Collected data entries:
----------

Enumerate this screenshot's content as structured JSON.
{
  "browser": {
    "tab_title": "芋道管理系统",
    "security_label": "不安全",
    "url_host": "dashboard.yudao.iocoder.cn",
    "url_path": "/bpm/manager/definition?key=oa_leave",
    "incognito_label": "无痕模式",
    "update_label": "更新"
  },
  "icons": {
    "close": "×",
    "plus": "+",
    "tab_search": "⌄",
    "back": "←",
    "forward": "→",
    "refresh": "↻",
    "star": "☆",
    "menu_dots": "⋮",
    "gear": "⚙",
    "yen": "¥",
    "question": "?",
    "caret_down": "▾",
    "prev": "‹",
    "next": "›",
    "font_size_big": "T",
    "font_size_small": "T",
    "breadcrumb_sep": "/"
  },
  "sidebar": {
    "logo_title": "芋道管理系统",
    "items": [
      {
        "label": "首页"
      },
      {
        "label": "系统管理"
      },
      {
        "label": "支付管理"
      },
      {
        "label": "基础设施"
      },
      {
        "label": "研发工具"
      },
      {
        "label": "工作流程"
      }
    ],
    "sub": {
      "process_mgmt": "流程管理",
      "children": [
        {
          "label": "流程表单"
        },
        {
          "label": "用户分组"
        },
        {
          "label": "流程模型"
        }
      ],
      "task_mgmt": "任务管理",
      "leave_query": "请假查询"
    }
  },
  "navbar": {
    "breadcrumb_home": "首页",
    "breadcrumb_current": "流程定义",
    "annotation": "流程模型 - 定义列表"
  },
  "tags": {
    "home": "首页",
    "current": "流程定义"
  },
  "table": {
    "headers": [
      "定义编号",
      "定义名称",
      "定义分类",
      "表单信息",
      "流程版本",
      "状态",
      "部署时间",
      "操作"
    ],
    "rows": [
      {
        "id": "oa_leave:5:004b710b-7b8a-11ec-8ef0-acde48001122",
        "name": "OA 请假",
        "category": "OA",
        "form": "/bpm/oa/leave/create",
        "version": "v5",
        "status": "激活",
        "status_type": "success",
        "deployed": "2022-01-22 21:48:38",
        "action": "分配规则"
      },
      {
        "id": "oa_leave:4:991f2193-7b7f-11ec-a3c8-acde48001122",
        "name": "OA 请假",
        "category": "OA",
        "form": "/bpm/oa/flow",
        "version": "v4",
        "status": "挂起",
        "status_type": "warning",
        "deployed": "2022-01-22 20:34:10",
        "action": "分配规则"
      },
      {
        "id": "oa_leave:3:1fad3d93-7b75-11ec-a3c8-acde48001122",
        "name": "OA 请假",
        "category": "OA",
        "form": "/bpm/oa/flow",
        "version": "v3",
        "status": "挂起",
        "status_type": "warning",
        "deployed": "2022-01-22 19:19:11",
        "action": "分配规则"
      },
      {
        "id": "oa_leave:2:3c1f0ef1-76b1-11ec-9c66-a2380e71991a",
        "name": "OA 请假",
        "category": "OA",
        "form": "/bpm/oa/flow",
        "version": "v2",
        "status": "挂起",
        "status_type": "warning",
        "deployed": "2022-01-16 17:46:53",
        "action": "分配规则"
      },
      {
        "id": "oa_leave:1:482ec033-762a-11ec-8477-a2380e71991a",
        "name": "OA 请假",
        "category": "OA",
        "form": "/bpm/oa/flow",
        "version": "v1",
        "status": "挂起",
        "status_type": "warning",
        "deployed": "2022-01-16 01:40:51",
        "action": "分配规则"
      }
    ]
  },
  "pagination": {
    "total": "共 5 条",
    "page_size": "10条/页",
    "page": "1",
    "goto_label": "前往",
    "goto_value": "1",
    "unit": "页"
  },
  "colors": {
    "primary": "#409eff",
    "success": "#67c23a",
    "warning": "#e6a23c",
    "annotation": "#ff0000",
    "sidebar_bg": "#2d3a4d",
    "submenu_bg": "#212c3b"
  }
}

----------

- _Problem to work on_: Copy out every line from the material above in which the word "流程定义" appears.

- _Reply_:
    "breadcrumb_current": "流程定义",
    "current": "流程定义"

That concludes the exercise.